- [Supplied entries]:
= = = =

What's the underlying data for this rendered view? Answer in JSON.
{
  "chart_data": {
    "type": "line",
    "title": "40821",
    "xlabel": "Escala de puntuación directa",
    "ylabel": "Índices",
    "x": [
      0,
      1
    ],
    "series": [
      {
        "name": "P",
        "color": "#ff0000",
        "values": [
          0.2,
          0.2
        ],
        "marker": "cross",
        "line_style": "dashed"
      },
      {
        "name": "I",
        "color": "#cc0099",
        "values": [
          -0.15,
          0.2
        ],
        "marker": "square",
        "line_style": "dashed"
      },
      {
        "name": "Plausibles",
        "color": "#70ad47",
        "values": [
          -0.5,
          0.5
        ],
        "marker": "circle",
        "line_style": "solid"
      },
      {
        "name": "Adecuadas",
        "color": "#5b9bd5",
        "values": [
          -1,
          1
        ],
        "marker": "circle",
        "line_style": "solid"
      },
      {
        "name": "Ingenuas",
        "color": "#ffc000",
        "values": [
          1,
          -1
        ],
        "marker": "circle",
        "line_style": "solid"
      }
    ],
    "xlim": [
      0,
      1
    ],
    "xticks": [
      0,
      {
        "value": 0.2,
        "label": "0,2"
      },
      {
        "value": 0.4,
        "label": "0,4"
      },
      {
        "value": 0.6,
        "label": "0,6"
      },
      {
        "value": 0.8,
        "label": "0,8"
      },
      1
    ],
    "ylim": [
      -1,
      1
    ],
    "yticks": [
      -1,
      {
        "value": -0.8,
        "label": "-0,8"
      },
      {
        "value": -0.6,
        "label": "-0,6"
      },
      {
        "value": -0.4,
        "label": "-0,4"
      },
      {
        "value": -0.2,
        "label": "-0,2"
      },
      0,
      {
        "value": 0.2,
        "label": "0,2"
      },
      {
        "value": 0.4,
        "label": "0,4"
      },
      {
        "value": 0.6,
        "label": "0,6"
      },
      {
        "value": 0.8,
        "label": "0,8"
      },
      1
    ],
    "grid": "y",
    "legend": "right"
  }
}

= = = =

- [Exercise brief]:
All of the entries need to be reproduced exactly; please write them out.

- [Full response]:
What's the underlying data for this rendered view? Answer in JSON.
{
  "chart_data": {
    "type": "line",
    "title": "40821",
    "xlabel": "Escala de puntuación directa",
    "ylabel": "Índices",
    "x": [
      0,
      1
    ],
    "series": [
      {
        "name": "P",
        "color": "#ff0000",
        "values": [
          0.2,
          0.2
        ],
        "marker": "cross",
        "line_style": "dashed"
      },
      {
        "name": "I",
        "color": "#cc0099",
        "values": [
          -0.15,
          0.2
        ],
        "marker": "square",
        "line_style": "dashed"
      },
      {
        "name": "Plausibles",
        "color": "#70ad47",
        "values": [
          -0.5,
          0.5
        ],
        "marker": "circle",
        "line_style": "solid"
      },
      {
        "name": "Adecuadas",
        "color": "#5b9bd5",
        "values": [
          -1,
          1
        ],
        "marker": "circle",
        "line_style": "solid"
      },
      {
        "name": "Ingenuas",
        "color": "#ffc000",
        "values": [
          1,
          -1
        ],
        "marker": "circle",
        "line_style": "solid"
      }
    ],
    "xlim": [
      0,
      1
    ],
    "xticks": [
      0,
      {
        "value": 0.2,
        "label": "0,2"
      },
      {
        "value": 0.4,
        "label": "0,4"
      },
      {
        "value": 0.6,
        "label": "0,6"
      },
      {
        "value": 0.8,
        "label": "0,8"
      },
      1
    ],
    "ylim": [
      -1,
      1
    ],
    "yticks": [
      -1,
      {
        "value": -0.8,
        "label": "-0,8"
      },
      {
        "value": -0.6,
        "label": "-0,6"
      },
      {
        "value": -0.4,
        "label": "-0,4"
      },
      {
        "value": -0.2,
        "label": "-0,2"
      },
      0,
      {
        "value": 0.2,
        "label": "0,2"
      },
      {
        "value": 0.4,
        "label": "0,4"
      },
      {
        "value": 0.6,
        "label": "0,6"
      },
      {
        "value": 0.8,
        "label": "0,8"
      },
      1
    ],
    "grid": "y",
    "legend": "right"
  }
}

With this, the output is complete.